| Page extract |
You are viewing a plain text version of this content. The canonical link for it is here.
Posted to announce@apache.org by lewis john mcgibbney <le...@apache.org> on 2012/06/07 18:52:32 UTC

[ANNOUNCE] Apache Nutch 1.5 Released

(apologies for cross posting...)

Good Afternoon Everyone,

The 1.5 release of Nutch is now available. This release includes
several improvements including upgrades of several major components
including Tika 1.1 and Hadoop 1.0.0, improvements to LinkRank and
WebGraph elements as well as a number of new plugins covering
blacklisting, filtering and parsing to name a few. Please see the list
of changes

http://www.apache.org/dist/nutch/CHANGES-1.5.txt

made in this version for a full breakdown of the 50 odd improvements
the release boasts. A full PMC release statement can be found below

http://nutch.apache.org/#07+June+2012+-+Apache+Nutch+1.5+Released

Apache Nutch is an open source web-search software project. Stemming
from Apache Lucene, it now builds on Apache Solr adding web-specifics,
such as a crawler, a link-graph database and parsing support handled
by Apache Tika for HTML and and array other document formats. Nutch
can run on a single machine, but gains a lot of its strength from
running in a Hadoop cluster. The system can be enhanced (eg other
document formats can be parsed) using a highly flexible, easily
extensible and thoroughly maintained plugin infrastructure.

Nutch is available in source and binary form (zip and tar.gz) from the following
download page: http://www.apache.org/dyn/closer.cgi/nutch/

In the initial 48 hours, the release may not be available on all mirrors.

[Layout coordinate records]
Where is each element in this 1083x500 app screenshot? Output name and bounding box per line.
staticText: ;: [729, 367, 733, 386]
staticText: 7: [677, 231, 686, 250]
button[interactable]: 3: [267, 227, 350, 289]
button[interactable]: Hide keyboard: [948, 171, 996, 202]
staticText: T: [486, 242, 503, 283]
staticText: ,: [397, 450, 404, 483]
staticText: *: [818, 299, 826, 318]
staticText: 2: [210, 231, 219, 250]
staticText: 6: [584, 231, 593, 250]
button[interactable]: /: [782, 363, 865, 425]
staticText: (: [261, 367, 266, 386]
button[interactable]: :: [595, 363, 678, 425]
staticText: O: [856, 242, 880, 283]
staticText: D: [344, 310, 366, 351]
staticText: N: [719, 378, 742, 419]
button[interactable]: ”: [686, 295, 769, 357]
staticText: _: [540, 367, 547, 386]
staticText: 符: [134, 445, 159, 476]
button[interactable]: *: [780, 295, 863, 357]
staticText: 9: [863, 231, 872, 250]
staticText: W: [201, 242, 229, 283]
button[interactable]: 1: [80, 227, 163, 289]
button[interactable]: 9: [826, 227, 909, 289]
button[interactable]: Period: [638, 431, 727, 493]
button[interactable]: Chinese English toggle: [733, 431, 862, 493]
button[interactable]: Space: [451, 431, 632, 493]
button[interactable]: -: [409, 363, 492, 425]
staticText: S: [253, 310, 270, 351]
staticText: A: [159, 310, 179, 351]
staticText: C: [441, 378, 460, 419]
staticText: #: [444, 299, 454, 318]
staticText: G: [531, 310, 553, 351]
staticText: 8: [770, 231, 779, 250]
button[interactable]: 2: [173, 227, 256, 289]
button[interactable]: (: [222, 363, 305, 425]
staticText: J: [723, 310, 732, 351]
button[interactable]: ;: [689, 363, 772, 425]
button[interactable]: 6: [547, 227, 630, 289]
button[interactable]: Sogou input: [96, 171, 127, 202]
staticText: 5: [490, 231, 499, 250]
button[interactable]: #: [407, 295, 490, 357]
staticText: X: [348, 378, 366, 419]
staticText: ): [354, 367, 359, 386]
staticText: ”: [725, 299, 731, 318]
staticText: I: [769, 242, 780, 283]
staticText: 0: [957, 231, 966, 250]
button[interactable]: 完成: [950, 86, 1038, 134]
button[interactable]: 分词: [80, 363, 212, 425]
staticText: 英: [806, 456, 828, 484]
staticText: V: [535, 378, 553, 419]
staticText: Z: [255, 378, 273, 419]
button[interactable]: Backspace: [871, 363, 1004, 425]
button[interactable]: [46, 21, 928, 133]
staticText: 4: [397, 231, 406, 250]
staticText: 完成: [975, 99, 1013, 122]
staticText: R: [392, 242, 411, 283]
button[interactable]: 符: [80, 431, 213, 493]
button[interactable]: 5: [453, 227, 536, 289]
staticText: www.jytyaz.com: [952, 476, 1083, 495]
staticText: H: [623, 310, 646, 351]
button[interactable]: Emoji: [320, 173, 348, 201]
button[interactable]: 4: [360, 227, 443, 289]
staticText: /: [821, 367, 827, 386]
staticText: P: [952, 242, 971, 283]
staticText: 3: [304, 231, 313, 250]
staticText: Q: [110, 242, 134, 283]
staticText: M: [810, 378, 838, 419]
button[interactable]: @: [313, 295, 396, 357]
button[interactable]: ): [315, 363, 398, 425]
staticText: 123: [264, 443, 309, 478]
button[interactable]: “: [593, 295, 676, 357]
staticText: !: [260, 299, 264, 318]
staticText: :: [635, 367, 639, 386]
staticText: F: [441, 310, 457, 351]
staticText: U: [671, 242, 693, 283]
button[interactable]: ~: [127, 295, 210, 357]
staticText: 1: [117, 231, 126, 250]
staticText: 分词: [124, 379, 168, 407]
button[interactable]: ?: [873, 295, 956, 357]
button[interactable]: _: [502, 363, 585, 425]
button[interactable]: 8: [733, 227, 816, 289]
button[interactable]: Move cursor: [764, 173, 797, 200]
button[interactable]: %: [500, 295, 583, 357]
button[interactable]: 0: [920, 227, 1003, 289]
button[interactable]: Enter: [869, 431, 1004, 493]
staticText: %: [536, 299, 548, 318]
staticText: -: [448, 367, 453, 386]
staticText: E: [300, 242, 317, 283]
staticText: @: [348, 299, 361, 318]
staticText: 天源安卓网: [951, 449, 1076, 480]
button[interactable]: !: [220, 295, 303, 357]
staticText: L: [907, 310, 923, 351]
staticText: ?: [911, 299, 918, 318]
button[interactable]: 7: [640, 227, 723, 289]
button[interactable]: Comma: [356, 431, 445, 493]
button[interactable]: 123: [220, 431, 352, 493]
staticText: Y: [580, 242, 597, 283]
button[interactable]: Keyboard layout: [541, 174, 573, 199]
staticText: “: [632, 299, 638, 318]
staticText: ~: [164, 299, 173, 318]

| Work to complete |
(1) Retype the passage of the Nutch 1.5 release announcement word for word, starting at "Posted to announce@apache.org" and ending at "for cross posting...)".
(2) Echo the records line for line, starting at their first line and ending at the line that contains "button[interactable]: Space: [451, 431, 632, 493]".

| Answers in order |
(1)
Posted to announce@apache.org by lewis john mcgibbney <le...@apache.org> on 2012/06/07 18:52:32 UTC

[ANNOUNCE] Apache Nutch 1.5 Released

(apologies for cross posting...)

(2)
Where is each element in this 1083x500 app screenshot? Output name and bounding box per line.
staticText: ;: [729, 367, 733, 386]
staticText: 7: [677, 231, 686, 250]
button[interactable]: 3: [267, 227, 350, 289]
button[interactable]: Hide keyboard: [948, 171, 996, 202]
staticText: T: [486, 242, 503, 283]
staticText: ,: [397, 450, 404, 483]
staticText: *: [818, 299, 826, 318]
staticText: 2: [210, 231, 219, 250]
staticText: 6: [584, 231, 593, 250]
button[interactable]: /: [782, 363, 865, 425]
staticText: (: [261, 367, 266, 386]
button[interactable]: :: [595, 363, 678, 425]
staticText: O: [856, 242, 880, 283]
staticText: D: [344, 310, 366, 351]
staticText: N: [719, 378, 742, 419]
button[interactable]: ”: [686, 295, 769, 357]
staticText: _: [540, 367, 547, 386]
staticText: 符: [134, 445, 159, 476]
button[interactable]: *: [780, 295, 863, 357]
staticText: 9: [863, 231, 872, 250]
staticText: W: [201, 242, 229, 283]
button[interactable]: 1: [80, 227, 163, 289]
button[interactable]: 9: [826, 227, 909, 289]
button[interactable]: Period: [638, 431, 727, 493]
button[interactable]: Chinese English toggle: [733, 431, 862, 493]
button[interactable]: Space: [451, 431, 632, 493]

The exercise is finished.